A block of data
_ _ _ _ _
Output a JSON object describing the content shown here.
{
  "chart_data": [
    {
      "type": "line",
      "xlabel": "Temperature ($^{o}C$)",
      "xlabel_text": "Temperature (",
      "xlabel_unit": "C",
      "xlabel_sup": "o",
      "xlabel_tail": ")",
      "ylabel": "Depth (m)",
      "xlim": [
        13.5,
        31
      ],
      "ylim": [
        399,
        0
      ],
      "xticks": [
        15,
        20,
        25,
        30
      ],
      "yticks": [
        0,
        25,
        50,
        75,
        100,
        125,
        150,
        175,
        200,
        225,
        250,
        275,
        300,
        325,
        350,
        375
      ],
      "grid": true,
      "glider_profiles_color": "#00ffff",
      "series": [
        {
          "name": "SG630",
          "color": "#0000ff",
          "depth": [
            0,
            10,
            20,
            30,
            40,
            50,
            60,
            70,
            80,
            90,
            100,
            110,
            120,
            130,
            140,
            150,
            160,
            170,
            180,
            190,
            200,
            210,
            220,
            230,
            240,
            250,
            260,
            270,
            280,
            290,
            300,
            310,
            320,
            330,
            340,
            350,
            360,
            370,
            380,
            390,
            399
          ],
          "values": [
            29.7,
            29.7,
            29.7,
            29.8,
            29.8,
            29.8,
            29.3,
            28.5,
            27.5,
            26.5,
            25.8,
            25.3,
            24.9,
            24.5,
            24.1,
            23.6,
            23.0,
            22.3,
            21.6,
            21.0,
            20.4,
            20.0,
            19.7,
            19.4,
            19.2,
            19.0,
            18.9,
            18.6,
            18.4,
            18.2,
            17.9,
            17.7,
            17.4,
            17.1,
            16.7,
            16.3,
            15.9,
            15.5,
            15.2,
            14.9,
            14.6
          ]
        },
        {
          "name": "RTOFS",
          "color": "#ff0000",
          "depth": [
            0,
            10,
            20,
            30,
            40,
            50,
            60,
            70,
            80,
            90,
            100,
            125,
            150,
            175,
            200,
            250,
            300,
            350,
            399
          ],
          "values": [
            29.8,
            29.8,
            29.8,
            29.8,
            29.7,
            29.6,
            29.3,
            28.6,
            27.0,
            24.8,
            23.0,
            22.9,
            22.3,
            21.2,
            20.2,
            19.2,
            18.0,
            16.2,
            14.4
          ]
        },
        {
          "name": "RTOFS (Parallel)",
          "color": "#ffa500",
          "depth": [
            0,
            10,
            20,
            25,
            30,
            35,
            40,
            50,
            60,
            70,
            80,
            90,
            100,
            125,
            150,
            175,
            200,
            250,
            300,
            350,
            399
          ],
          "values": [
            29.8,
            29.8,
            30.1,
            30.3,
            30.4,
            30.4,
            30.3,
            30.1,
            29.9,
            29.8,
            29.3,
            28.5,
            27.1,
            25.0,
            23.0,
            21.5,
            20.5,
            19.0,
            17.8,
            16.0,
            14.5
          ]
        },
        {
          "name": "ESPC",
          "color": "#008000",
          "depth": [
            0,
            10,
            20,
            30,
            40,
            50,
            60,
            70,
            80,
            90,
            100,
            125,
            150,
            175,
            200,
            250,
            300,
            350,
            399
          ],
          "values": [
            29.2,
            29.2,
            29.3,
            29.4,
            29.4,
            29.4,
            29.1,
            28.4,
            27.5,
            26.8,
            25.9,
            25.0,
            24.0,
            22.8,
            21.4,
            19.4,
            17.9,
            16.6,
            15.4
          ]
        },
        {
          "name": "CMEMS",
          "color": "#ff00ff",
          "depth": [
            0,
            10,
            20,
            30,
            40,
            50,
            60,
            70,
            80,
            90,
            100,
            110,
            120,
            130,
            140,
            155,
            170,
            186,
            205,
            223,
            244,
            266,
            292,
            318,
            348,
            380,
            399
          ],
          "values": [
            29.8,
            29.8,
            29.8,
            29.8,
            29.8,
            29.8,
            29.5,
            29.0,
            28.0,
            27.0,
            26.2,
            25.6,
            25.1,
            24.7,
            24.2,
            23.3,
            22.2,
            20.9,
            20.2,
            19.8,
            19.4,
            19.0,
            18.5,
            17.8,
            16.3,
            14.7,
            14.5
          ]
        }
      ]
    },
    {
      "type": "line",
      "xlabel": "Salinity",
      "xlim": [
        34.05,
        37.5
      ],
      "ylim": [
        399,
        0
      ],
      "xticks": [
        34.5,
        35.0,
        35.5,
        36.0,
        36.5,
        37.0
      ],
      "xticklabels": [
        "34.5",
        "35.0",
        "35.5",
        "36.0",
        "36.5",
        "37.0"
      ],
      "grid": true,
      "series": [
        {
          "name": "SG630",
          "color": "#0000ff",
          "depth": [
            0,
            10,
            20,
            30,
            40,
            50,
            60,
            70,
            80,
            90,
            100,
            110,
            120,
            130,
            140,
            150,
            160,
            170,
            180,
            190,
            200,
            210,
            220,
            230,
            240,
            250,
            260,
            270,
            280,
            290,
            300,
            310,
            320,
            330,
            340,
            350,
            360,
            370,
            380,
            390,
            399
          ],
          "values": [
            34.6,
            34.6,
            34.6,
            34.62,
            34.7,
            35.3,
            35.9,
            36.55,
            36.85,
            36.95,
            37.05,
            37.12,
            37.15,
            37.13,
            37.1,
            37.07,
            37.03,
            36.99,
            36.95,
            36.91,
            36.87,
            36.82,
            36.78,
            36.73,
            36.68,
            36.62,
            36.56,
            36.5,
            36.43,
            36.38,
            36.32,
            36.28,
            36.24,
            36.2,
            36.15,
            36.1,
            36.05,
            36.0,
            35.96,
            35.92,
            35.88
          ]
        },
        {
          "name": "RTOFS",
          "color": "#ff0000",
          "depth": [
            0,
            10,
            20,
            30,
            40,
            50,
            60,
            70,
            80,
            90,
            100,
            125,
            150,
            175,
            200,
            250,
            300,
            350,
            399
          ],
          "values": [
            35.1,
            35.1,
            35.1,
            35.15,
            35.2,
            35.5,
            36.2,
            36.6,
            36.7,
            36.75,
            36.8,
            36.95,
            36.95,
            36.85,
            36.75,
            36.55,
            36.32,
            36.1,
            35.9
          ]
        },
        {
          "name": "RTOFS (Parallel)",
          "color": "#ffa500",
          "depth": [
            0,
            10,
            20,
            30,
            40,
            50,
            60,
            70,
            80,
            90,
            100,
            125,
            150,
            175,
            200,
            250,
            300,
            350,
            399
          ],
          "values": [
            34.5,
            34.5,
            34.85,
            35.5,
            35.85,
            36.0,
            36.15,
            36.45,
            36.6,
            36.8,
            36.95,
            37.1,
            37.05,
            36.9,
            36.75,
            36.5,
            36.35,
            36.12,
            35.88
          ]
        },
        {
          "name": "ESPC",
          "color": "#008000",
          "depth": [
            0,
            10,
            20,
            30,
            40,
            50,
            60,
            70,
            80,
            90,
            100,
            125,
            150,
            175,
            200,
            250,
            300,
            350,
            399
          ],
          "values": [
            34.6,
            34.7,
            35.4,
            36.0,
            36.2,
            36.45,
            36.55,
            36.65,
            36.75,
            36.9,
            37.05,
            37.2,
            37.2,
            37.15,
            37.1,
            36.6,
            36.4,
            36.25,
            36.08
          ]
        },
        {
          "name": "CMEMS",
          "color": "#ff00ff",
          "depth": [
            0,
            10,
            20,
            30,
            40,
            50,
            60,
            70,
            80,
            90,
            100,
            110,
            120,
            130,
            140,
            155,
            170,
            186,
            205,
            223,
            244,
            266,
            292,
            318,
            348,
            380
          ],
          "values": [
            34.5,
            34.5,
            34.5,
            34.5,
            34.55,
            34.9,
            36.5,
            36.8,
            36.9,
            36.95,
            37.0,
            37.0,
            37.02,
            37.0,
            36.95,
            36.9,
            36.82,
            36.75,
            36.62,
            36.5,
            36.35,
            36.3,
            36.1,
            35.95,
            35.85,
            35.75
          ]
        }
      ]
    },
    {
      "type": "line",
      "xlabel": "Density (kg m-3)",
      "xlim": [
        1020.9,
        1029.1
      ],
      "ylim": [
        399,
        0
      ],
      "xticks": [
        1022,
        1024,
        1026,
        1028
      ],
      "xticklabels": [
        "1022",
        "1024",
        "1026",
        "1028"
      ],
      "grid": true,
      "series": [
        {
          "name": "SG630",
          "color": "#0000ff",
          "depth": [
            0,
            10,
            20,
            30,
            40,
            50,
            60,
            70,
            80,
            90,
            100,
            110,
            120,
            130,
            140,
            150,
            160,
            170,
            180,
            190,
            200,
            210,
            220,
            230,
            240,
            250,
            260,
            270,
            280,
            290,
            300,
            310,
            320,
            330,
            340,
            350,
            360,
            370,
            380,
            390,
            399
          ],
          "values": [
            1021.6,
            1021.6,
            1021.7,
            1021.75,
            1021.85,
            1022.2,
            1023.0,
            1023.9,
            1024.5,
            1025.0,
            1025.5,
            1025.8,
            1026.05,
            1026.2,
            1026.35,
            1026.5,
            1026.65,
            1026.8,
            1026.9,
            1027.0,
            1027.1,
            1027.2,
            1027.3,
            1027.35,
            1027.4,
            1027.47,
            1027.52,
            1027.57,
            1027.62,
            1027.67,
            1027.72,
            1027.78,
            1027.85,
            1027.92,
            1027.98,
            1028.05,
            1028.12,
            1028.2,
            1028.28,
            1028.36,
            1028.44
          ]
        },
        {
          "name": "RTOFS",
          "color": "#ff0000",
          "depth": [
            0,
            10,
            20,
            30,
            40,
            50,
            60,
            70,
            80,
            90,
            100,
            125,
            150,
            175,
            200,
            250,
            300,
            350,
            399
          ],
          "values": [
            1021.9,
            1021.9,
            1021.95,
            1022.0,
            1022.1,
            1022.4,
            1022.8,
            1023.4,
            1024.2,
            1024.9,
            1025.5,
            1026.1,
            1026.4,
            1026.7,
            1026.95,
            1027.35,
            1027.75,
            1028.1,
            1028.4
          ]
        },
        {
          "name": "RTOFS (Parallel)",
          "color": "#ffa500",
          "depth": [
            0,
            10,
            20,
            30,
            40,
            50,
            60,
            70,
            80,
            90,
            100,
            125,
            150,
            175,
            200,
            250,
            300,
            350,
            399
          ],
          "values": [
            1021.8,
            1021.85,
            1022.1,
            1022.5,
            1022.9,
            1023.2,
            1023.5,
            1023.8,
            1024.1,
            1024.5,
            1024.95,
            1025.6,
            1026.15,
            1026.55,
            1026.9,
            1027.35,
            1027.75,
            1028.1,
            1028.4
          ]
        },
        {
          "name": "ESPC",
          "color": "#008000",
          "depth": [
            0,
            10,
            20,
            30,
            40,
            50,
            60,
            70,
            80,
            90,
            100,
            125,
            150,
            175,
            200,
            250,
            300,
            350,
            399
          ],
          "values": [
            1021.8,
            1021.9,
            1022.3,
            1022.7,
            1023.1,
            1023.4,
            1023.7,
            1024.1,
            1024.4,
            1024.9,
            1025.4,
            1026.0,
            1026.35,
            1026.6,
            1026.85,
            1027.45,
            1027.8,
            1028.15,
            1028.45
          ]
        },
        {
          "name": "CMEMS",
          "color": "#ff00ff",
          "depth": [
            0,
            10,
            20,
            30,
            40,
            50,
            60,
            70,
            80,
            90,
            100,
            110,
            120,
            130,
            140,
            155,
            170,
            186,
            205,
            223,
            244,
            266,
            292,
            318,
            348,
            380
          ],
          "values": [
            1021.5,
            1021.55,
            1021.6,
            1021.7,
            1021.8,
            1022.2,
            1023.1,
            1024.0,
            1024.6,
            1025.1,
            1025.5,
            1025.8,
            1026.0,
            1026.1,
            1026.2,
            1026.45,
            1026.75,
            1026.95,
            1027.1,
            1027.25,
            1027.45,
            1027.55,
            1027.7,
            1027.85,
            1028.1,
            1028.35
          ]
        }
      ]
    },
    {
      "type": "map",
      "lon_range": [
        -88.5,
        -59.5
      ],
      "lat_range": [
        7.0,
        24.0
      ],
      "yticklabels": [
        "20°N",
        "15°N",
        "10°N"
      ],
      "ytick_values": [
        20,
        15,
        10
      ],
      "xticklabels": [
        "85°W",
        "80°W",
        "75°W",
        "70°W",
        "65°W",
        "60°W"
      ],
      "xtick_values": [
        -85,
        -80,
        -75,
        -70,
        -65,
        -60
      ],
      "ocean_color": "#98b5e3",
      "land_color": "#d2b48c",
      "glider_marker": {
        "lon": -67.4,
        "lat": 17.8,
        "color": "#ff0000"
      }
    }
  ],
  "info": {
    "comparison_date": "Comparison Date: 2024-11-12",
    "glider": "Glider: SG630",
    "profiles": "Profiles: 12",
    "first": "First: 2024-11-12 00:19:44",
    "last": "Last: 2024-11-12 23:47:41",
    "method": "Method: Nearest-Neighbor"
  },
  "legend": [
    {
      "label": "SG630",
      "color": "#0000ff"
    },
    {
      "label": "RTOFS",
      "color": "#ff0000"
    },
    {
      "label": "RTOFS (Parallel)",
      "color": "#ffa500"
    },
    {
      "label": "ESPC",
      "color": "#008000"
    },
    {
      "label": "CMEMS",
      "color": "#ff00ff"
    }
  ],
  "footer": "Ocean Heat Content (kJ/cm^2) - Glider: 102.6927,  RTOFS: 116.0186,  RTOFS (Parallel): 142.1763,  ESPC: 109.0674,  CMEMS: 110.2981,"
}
_ _ _ _ _
SET EXERCISE:
Pick out the lines above containing the word "Temperature", then copy them.

EXPECTED ANSWER:
      "xlabel": "Temperature ($^{o}C$)",
      "xlabel_text": "Temperature (",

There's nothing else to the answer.